=== THE REQUEST ===
Locate every line in the material below that has the word "conservation". Copy each of those lines.
++++++++++++++++++++
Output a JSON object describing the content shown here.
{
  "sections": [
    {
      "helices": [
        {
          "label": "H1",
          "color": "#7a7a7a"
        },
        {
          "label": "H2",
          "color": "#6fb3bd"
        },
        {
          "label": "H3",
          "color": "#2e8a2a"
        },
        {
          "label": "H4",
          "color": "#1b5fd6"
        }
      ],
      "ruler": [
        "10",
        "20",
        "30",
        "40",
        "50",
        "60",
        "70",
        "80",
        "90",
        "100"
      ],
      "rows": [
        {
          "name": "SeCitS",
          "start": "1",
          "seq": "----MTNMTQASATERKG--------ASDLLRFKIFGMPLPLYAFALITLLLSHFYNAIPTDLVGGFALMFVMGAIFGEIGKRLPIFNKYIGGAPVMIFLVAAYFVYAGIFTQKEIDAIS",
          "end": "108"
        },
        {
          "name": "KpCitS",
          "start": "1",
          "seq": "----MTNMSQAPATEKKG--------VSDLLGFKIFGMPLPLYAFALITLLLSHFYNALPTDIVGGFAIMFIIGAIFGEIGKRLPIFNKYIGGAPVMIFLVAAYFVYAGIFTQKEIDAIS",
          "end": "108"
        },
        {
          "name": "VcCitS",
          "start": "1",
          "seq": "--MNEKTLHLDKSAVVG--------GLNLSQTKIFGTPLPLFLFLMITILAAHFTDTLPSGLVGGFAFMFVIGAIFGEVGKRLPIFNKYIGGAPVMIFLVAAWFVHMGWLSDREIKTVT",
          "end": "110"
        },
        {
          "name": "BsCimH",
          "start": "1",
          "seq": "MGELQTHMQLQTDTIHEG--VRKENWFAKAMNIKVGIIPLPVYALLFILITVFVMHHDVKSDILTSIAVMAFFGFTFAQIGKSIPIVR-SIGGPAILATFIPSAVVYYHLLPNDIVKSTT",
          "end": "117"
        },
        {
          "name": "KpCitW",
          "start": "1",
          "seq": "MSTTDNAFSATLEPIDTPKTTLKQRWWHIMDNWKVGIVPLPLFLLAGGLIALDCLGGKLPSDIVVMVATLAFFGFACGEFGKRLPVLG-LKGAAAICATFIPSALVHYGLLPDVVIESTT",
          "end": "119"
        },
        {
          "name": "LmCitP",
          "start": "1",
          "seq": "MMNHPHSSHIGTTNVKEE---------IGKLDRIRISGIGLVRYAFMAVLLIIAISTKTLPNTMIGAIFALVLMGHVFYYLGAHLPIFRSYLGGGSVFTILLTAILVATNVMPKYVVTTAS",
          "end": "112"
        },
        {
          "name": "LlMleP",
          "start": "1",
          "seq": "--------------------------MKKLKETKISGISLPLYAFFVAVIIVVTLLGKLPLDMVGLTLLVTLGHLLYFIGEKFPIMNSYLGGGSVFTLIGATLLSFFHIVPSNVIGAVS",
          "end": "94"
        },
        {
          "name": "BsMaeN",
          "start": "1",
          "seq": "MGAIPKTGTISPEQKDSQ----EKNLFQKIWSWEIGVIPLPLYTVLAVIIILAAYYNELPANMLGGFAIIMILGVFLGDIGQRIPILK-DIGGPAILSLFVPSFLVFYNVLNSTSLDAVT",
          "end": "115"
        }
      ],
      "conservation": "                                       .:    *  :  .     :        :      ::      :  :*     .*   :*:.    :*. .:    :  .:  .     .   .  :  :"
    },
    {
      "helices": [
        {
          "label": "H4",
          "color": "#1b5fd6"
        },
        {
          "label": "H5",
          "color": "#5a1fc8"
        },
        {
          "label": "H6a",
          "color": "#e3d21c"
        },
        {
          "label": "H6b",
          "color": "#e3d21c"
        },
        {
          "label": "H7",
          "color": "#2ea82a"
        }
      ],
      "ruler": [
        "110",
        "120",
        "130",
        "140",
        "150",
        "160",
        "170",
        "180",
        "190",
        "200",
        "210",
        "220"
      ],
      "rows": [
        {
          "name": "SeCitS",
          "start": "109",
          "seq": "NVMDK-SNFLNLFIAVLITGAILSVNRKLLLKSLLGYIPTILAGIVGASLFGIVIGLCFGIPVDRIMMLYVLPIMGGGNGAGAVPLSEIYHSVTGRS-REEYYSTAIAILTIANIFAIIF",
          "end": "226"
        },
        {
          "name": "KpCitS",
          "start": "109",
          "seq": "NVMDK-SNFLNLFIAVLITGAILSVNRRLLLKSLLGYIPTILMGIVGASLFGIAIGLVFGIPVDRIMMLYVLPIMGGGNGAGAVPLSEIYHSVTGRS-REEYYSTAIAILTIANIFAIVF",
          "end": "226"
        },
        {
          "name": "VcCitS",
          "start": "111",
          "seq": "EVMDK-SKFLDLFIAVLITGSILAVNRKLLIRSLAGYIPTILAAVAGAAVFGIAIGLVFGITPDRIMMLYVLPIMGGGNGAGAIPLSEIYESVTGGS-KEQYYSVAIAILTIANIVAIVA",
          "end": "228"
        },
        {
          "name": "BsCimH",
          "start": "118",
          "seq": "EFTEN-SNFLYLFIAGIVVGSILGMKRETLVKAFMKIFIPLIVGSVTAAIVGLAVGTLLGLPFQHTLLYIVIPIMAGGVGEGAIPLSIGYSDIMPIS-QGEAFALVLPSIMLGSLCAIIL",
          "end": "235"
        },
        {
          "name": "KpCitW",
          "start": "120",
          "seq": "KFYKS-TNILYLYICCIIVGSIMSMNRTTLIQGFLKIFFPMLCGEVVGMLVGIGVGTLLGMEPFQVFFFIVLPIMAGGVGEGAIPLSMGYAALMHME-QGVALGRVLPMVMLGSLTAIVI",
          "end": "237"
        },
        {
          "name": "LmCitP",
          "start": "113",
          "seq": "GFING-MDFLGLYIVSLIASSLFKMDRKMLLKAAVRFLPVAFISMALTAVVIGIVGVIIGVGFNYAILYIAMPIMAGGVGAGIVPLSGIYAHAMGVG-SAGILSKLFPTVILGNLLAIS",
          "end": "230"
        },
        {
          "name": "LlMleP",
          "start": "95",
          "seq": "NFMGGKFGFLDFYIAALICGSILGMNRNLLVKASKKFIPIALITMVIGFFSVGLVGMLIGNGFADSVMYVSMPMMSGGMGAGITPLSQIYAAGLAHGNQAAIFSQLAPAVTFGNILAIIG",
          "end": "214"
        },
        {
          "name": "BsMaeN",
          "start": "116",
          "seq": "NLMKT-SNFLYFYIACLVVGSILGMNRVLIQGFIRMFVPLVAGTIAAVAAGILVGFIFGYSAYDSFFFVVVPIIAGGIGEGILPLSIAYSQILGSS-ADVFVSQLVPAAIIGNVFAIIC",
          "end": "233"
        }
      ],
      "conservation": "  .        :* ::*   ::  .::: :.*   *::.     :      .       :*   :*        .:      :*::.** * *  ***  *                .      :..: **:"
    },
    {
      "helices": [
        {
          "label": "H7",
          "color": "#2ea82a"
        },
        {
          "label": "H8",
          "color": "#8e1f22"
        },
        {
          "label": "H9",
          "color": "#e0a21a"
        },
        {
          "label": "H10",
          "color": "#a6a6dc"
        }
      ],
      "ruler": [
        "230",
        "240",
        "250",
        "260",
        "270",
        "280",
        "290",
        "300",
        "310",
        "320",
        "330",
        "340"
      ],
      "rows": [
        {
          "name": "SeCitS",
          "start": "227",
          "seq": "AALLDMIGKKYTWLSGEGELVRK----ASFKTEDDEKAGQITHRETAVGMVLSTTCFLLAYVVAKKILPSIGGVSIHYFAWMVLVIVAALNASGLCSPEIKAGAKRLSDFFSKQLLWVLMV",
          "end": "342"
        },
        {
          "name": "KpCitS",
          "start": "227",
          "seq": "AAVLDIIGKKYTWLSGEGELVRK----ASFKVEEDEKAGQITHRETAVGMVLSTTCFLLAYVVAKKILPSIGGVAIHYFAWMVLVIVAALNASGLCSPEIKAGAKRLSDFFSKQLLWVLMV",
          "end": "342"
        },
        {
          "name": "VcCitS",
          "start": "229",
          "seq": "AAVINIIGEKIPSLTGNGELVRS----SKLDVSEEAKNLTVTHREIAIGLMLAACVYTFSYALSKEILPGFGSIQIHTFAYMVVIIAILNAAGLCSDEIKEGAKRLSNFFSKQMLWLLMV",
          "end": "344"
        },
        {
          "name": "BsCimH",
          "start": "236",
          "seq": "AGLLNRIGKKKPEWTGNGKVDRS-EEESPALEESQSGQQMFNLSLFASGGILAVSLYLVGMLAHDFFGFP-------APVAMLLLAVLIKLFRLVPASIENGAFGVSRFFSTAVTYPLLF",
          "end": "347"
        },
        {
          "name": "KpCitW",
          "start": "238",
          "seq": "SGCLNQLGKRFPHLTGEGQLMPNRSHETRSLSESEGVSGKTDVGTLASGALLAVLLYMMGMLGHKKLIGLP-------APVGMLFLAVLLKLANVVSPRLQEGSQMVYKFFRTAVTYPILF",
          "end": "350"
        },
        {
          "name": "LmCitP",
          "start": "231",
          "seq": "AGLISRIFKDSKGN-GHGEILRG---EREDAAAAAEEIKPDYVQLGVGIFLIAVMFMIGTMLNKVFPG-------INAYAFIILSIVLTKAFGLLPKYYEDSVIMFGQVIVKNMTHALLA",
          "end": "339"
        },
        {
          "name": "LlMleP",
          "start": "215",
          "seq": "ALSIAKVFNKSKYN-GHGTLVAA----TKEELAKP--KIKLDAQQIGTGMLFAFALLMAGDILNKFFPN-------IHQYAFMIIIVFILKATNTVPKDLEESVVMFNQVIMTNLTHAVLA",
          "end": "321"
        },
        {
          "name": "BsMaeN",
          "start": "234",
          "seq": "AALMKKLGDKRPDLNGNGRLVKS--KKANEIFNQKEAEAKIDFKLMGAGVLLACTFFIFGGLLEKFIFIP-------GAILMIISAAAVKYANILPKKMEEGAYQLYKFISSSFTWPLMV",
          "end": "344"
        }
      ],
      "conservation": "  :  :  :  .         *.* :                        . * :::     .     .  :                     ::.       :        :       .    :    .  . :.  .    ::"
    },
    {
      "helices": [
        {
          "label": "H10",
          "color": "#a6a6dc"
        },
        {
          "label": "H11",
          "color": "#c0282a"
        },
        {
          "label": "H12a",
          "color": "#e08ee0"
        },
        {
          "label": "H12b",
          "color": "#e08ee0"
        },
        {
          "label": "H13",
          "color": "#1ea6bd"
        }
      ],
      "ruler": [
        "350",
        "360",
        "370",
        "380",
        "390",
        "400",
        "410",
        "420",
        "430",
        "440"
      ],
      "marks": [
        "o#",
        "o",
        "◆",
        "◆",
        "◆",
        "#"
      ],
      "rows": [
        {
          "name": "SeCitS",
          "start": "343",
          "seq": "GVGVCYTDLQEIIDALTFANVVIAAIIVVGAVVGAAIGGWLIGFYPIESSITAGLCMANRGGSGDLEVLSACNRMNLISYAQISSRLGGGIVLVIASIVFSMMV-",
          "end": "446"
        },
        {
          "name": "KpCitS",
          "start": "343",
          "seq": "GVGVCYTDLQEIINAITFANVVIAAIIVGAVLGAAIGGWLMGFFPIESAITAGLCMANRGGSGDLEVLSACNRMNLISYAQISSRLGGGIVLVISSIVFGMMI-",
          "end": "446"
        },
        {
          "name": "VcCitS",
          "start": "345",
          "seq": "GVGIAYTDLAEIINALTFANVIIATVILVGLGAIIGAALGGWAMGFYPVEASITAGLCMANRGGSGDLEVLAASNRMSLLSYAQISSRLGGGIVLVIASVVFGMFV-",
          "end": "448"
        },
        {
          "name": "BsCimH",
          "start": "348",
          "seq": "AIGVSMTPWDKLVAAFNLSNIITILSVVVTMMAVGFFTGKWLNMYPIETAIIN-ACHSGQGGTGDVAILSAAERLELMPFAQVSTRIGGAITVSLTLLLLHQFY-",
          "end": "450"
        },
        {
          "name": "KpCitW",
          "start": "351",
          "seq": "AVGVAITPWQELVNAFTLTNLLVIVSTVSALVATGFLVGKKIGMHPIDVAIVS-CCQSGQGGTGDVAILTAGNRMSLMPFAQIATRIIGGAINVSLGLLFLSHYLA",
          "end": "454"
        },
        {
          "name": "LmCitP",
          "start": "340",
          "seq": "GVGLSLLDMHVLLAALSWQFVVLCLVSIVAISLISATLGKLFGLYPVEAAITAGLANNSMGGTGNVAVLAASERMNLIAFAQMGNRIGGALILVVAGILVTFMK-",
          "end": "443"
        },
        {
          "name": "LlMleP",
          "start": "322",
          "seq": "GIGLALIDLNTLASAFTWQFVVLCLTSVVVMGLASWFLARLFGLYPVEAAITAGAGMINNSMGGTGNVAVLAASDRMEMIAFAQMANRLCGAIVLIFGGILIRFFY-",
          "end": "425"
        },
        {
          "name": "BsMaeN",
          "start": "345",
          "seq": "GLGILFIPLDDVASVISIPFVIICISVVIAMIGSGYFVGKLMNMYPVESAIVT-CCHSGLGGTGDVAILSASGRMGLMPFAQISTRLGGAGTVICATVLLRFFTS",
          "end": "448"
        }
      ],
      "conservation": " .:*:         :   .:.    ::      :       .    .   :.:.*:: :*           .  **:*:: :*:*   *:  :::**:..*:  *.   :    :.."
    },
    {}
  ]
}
++++++++++++++++++++
=== FINISHED TASK ===
      "conservation": "                                       .:    *  :  .     :        :      ::      :  :*     .*   :*:.    :*. .:    :  .:  .     .   .  :  :"
      "conservation": "  .        :* ::*   ::  .::: :.*   *::.     :      .       :*   :*        .:      :*::.** * *  ***  *                .      :..: **:"
      "conservation": "  :  :  :  .         *.* :                        . * :::     .     .  :                     ::.       :        :       .    :    .  . :.  .    ::"
      "conservation": " .:*:         :   .:.    ::      :       .    .   :.:.*:: :*           .  **:*:: :*:*   *:  :::**:..*:  *.   :    :.."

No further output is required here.